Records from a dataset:
• • • • • • •

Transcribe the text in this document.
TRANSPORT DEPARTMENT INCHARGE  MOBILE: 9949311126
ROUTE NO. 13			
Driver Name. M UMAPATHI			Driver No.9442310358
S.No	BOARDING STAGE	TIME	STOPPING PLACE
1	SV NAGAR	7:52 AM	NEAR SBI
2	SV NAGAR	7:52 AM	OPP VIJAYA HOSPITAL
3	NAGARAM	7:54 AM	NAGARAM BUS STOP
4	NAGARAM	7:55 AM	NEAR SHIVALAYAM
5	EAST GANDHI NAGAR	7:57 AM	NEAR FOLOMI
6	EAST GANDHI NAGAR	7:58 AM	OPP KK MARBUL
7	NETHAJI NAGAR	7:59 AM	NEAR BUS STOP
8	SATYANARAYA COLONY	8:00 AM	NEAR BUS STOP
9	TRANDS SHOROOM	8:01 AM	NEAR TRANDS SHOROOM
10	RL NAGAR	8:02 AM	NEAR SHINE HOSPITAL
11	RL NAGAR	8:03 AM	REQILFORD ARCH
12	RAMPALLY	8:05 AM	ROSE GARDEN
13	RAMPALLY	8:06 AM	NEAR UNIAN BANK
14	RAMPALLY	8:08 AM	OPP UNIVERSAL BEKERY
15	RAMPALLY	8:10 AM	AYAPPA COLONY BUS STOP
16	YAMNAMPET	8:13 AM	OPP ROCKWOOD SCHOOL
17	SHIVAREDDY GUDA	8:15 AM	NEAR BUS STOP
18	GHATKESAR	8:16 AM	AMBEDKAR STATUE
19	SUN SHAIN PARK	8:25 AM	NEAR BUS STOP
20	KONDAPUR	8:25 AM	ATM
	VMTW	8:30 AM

• • • • • • •

▶ _Aim_: Retype the whole listing above exactly.

▶ _Output for this task_:
Transcribe the text in this document.
TRANSPORT DEPARTMENT INCHARGE  MOBILE: 9949311126
ROUTE NO. 13			
Driver Name. M UMAPATHI			Driver No.9442310358
S.No	BOARDING STAGE	TIME	STOPPING PLACE
1	SV NAGAR	7:52 AM	NEAR SBI
2	SV NAGAR	7:52 AM	OPP VIJAYA HOSPITAL
3	NAGARAM	7:54 AM	NAGARAM BUS STOP
4	NAGARAM	7:55 AM	NEAR SHIVALAYAM
5	EAST GANDHI NAGAR	7:57 AM	NEAR FOLOMI
6	EAST GANDHI NAGAR	7:58 AM	OPP KK MARBUL
7	NETHAJI NAGAR	7:59 AM	NEAR BUS STOP
8	SATYANARAYA COLONY	8:00 AM	NEAR BUS STOP
9	TRANDS SHOROOM	8:01 AM	NEAR TRANDS SHOROOM
10	RL NAGAR	8:02 AM	NEAR SHINE HOSPITAL
11	RL NAGAR	8:03 AM	REQILFORD ARCH
12	RAMPALLY	8:05 AM	ROSE GARDEN
13	RAMPALLY	8:06 AM	NEAR UNIAN BANK
14	RAMPALLY	8:08 AM	OPP UNIVERSAL BEKERY
15	RAMPALLY	8:10 AM	AYAPPA COLONY BUS STOP
16	YAMNAMPET	8:13 AM	OPP ROCKWOOD SCHOOL
17	SHIVAREDDY GUDA	8:15 AM	NEAR BUS STOP
18	GHATKESAR	8:16 AM	AMBEDKAR STATUE
19	SUN SHAIN PARK	8:25 AM	NEAR BUS STOP
20	KONDAPUR	8:25 AM	ATM
	VMTW	8:30 AM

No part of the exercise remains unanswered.